Set problem:
Return all lines where the word "России" can be found.

Records for this task:
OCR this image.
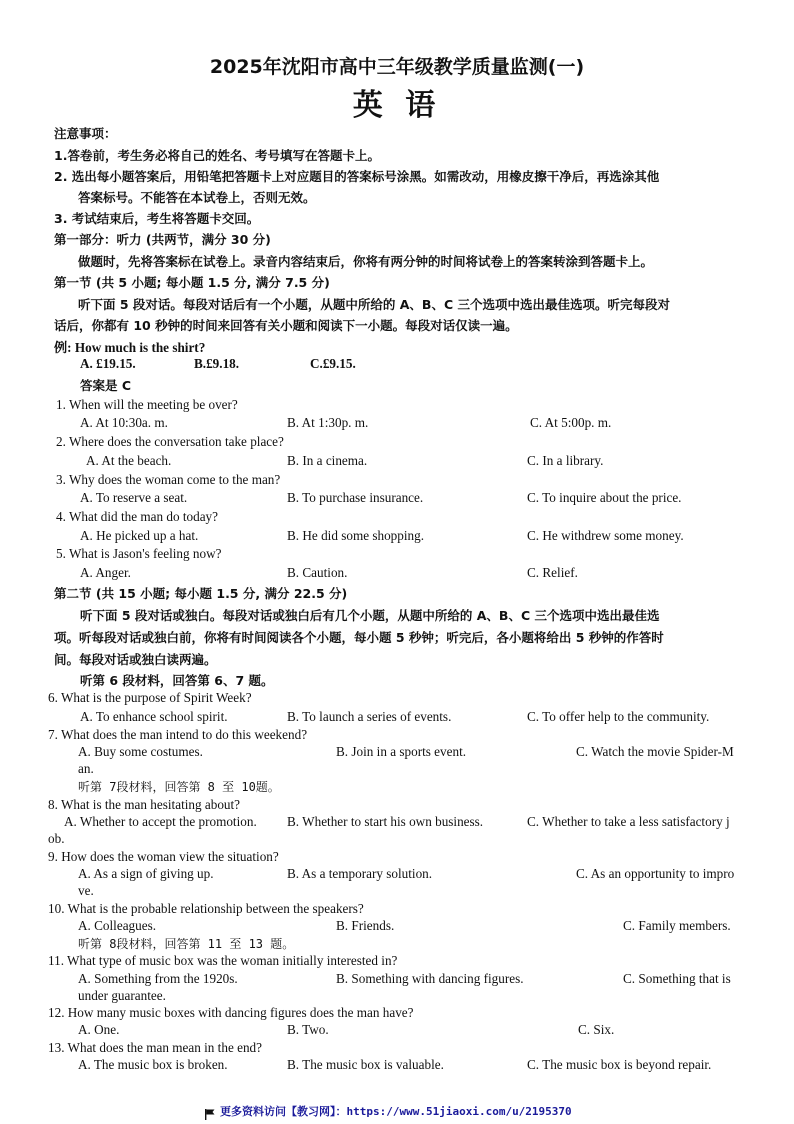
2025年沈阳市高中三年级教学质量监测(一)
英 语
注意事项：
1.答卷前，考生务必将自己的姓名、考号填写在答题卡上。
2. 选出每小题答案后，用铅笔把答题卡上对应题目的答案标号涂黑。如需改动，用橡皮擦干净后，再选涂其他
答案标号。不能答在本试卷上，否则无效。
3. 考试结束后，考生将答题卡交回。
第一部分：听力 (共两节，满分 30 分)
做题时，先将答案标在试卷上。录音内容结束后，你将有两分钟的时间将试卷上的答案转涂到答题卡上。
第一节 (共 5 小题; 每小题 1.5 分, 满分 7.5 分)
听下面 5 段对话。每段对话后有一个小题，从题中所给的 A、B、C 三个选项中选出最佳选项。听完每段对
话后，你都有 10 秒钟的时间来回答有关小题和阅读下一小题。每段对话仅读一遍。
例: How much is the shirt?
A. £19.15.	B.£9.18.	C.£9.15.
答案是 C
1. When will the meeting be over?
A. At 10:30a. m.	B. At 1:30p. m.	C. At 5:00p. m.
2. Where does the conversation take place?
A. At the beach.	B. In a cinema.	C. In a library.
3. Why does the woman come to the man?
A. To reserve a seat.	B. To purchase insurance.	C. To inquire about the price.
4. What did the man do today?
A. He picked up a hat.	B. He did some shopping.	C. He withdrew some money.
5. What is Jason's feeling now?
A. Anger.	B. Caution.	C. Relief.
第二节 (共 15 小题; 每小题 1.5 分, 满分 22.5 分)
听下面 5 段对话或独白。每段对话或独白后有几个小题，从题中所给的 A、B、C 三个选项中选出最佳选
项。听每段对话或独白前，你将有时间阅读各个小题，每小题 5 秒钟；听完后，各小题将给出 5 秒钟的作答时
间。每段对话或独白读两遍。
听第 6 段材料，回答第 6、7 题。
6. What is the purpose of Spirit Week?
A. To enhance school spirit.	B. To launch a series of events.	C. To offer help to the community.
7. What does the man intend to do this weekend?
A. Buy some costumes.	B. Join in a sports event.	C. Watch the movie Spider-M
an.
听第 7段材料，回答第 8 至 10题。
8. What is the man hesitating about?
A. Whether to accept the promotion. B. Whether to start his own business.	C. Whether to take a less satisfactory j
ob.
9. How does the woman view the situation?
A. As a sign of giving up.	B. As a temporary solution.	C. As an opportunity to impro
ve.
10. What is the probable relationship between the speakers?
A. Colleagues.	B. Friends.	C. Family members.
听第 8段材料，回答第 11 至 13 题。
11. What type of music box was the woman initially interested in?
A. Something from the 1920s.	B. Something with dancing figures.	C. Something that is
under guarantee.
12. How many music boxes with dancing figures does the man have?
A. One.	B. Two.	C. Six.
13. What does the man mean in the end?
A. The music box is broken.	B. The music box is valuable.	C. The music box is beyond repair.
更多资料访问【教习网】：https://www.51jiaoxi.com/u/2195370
---
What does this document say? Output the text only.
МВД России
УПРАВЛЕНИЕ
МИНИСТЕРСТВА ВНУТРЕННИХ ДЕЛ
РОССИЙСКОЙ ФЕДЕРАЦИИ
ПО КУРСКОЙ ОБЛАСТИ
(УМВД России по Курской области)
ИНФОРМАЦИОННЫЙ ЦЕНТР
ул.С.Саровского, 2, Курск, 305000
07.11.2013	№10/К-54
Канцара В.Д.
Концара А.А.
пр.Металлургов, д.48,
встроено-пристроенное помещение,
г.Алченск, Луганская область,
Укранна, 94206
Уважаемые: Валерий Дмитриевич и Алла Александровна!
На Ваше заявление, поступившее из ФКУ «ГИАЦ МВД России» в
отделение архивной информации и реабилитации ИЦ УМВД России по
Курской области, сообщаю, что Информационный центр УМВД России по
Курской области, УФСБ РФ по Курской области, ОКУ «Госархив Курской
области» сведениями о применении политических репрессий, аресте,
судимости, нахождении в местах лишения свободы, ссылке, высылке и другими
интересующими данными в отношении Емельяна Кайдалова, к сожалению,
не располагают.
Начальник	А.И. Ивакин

Problem solution:
МВД России
(УМВД России по Курской области)
На Ваше заявление, поступившее из ФКУ «ГИАЦ МВД России» в
отделение архивной информации и реабилитации ИЦ УМВД России по
Курской области, сообщаю, что Информационный центр УМВД России по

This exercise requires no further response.